Rows from a figure dataset –

** BEGIN **

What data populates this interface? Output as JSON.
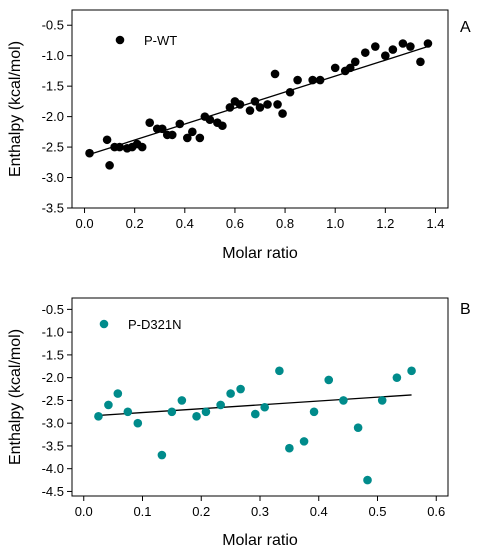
{
  "chart_data": [
    {
      "type": "scatter",
      "panel_label": "A",
      "xlabel": "Molar ratio",
      "ylabel": "Enthalpy (kcal/mol)",
      "xlim": [
        -0.05,
        1.45
      ],
      "ylim": [
        -3.5,
        -0.25
      ],
      "xticks": [
        0.0,
        0.2,
        0.4,
        0.6,
        0.8,
        1.0,
        1.2,
        1.4
      ],
      "xtick_labels": [
        "0.0",
        "0.2",
        "0.4",
        "0.6",
        "0.8",
        "1.0",
        "1.2",
        "1.4"
      ],
      "yticks": [
        -3.5,
        -3.0,
        -2.5,
        -2.0,
        -1.5,
        -1.0,
        -0.5
      ],
      "ytick_labels": [
        "-3.5",
        "-3.0",
        "-2.5",
        "-2.0",
        "-1.5",
        "-1.0",
        "-0.5"
      ],
      "grid": false,
      "legend_position": "top-left",
      "series": [
        {
          "name": "P-WT",
          "color": "#000000",
          "x": [
            0.02,
            0.09,
            0.1,
            0.12,
            0.14,
            0.17,
            0.19,
            0.21,
            0.23,
            0.26,
            0.29,
            0.31,
            0.33,
            0.35,
            0.38,
            0.41,
            0.43,
            0.46,
            0.48,
            0.5,
            0.53,
            0.55,
            0.58,
            0.6,
            0.62,
            0.66,
            0.68,
            0.7,
            0.73,
            0.76,
            0.77,
            0.79,
            0.82,
            0.85,
            0.91,
            0.94,
            1.0,
            1.04,
            1.06,
            1.08,
            1.12,
            1.16,
            1.2,
            1.23,
            1.27,
            1.3,
            1.34,
            1.37
          ],
          "y": [
            -2.6,
            -2.38,
            -2.8,
            -2.5,
            -2.5,
            -2.52,
            -2.5,
            -2.45,
            -2.5,
            -2.1,
            -2.2,
            -2.2,
            -2.3,
            -2.3,
            -2.12,
            -2.35,
            -2.25,
            -2.35,
            -2.0,
            -2.05,
            -2.1,
            -2.15,
            -1.85,
            -1.75,
            -1.8,
            -1.9,
            -1.75,
            -1.85,
            -1.8,
            -1.3,
            -1.8,
            -1.95,
            -1.6,
            -1.4,
            -1.4,
            -1.4,
            -1.2,
            -1.25,
            -1.2,
            -1.1,
            -0.95,
            -0.85,
            -1.0,
            -0.9,
            -0.8,
            -0.85,
            -1.1,
            -0.8
          ]
        }
      ],
      "fit_line": {
        "x": [
          0.02,
          1.37
        ],
        "y": [
          -2.62,
          -0.85
        ]
      }
    },
    {
      "type": "scatter",
      "panel_label": "B",
      "xlabel": "Molar ratio",
      "ylabel": "Enthalpy (kcal/mol)",
      "xlim": [
        -0.02,
        0.62
      ],
      "ylim": [
        -4.6,
        -0.25
      ],
      "xticks": [
        0.0,
        0.1,
        0.2,
        0.3,
        0.4,
        0.5,
        0.6
      ],
      "xtick_labels": [
        "0.0",
        "0.1",
        "0.2",
        "0.3",
        "0.4",
        "0.5",
        "0.6"
      ],
      "yticks": [
        -4.5,
        -4.0,
        -3.5,
        -3.0,
        -2.5,
        -2.0,
        -1.5,
        -1.0,
        -0.5
      ],
      "ytick_labels": [
        "-4.5",
        "-4.0",
        "-3.5",
        "-3.0",
        "-2.5",
        "-2.0",
        "-1.5",
        "-1.0",
        "-0.5"
      ],
      "grid": false,
      "legend_position": "top-left",
      "series": [
        {
          "name": "P-D321N",
          "color": "#008B8B",
          "x": [
            0.025,
            0.042,
            0.058,
            0.075,
            0.092,
            0.133,
            0.15,
            0.167,
            0.192,
            0.208,
            0.233,
            0.25,
            0.267,
            0.292,
            0.308,
            0.333,
            0.35,
            0.375,
            0.392,
            0.417,
            0.442,
            0.467,
            0.483,
            0.508,
            0.533,
            0.558
          ],
          "y": [
            -2.85,
            -2.6,
            -2.35,
            -2.75,
            -3.0,
            -3.7,
            -2.75,
            -2.5,
            -2.85,
            -2.75,
            -2.6,
            -2.35,
            -2.25,
            -2.8,
            -2.65,
            -1.85,
            -3.55,
            -3.4,
            -2.75,
            -2.05,
            -2.5,
            -3.1,
            -4.25,
            -2.5,
            -2.0,
            -1.85
          ]
        }
      ],
      "fit_line": {
        "x": [
          0.025,
          0.558
        ],
        "y": [
          -2.83,
          -2.38
        ]
      }
    }
  ]
}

** END **

WHAT TO DO – Copy the entries above faithfully and omit every image.

OUTPUT OF THE TASK –
What data populates this interface? Output as JSON.
{
  "chart_data": [
    {
      "type": "scatter",
      "panel_label": "A",
      "xlabel": "Molar ratio",
      "ylabel": "Enthalpy (kcal/mol)",
      "xlim": [
        -0.05,
        1.45
      ],
      "ylim": [
        -3.5,
        -0.25
      ],
      "xticks": [
        0.0,
        0.2,
        0.4,
        0.6,
        0.8,
        1.0,
        1.2,
        1.4
      ],
      "xtick_labels": [
        "0.0",
        "0.2",
        "0.4",
        "0.6",
        "0.8",
        "1.0",
        "1.2",
        "1.4"
      ],
      "yticks": [
        -3.5,
        -3.0,
        -2.5,
        -2.0,
        -1.5,
        -1.0,
        -0.5
      ],
      "ytick_labels": [
        "-3.5",
        "-3.0",
        "-2.5",
        "-2.0",
        "-1.5",
        "-1.0",
        "-0.5"
      ],
      "grid": false,
      "legend_position": "top-left",
      "series": [
        {
          "name": "P-WT",
          "color": "#000000",
          "x": [
            0.02,
            0.09,
            0.1,
            0.12,
            0.14,
            0.17,
            0.19,
            0.21,
            0.23,
            0.26,
            0.29,
            0.31,
            0.33,
            0.35,
            0.38,
            0.41,
            0.43,
            0.46,
            0.48,
            0.5,
            0.53,
            0.55,
            0.58,
            0.6,
            0.62,
            0.66,
            0.68,
            0.7,
            0.73,
            0.76,
            0.77,
            0.79,
            0.82,
            0.85,
            0.91,
            0.94,
            1.0,
            1.04,
            1.06,
            1.08,
            1.12,
            1.16,
            1.2,
            1.23,
            1.27,
            1.3,
            1.34,
            1.37
          ],
          "y": [
            -2.6,
            -2.38,
            -2.8,
            -2.5,
            -2.5,
            -2.52,
            -2.5,
            -2.45,
            -2.5,
            -2.1,
            -2.2,
            -2.2,
            -2.3,
            -2.3,
            -2.12,
            -2.35,
            -2.25,
            -2.35,
            -2.0,
            -2.05,
            -2.1,
            -2.15,
            -1.85,
            -1.75,
            -1.8,
            -1.9,
            -1.75,
            -1.85,
            -1.8,
            -1.3,
            -1.8,
            -1.95,
            -1.6,
            -1.4,
            -1.4,
            -1.4,
            -1.2,
            -1.25,
            -1.2,
            -1.1,
            -0.95,
            -0.85,
            -1.0,
            -0.9,
            -0.8,
            -0.85,
            -1.1,
            -0.8
          ]
        }
      ],
      "fit_line": {
        "x": [
          0.02,
          1.37
        ],
        "y": [
          -2.62,
          -0.85
        ]
      }
    },
    {
      "type": "scatter",
      "panel_label": "B",
      "xlabel": "Molar ratio",
      "ylabel": "Enthalpy (kcal/mol)",
      "xlim": [
        -0.02,
        0.62
      ],
      "ylim": [
        -4.6,
        -0.25
      ],
      "xticks": [
        0.0,
        0.1,
        0.2,
        0.3,
        0.4,
        0.5,
        0.6
      ],
      "xtick_labels": [
        "0.0",
        "0.1",
        "0.2",
        "0.3",
        "0.4",
        "0.5",
        "0.6"
      ],
      "yticks": [
        -4.5,
        -4.0,
        -3.5,
        -3.0,
        -2.5,
        -2.0,
        -1.5,
        -1.0,
        -0.5
      ],
      "ytick_labels": [
        "-4.5",
        "-4.0",
        "-3.5",
        "-3.0",
        "-2.5",
        "-2.0",
        "-1.5",
        "-1.0",
        "-0.5"
      ],
      "grid": false,
      "legend_position": "top-left",
      "series": [
        {
          "name": "P-D321N",
          "color": "#008B8B",
          "x": [
            0.025,
            0.042,
            0.058,
            0.075,
            0.092,
            0.133,
            0.15,
            0.167,
            0.192,
            0.208,
            0.233,
            0.25,
            0.267,
            0.292,
            0.308,
            0.333,
            0.35,
            0.375,
            0.392,
            0.417,
            0.442,
            0.467,
            0.483,
            0.508,
            0.533,
            0.558
          ],
          "y": [
            -2.85,
            -2.6,
            -2.35,
            -2.75,
            -3.0,
            -3.7,
            -2.75,
            -2.5,
            -2.85,
            -2.75,
            -2.6,
            -2.35,
            -2.25,
            -2.8,
            -2.65,
            -1.85,
            -3.55,
            -3.4,
            -2.75,
            -2.05,
            -2.5,
            -3.1,
            -4.25,
            -2.5,
            -2.0,
            -1.85
          ]
        }
      ],
      "fit_line": {
        "x": [
          0.025,
          0.558
        ],
        "y": [
          -2.83,
          -2.38
        ]
      }
    }
  ]
}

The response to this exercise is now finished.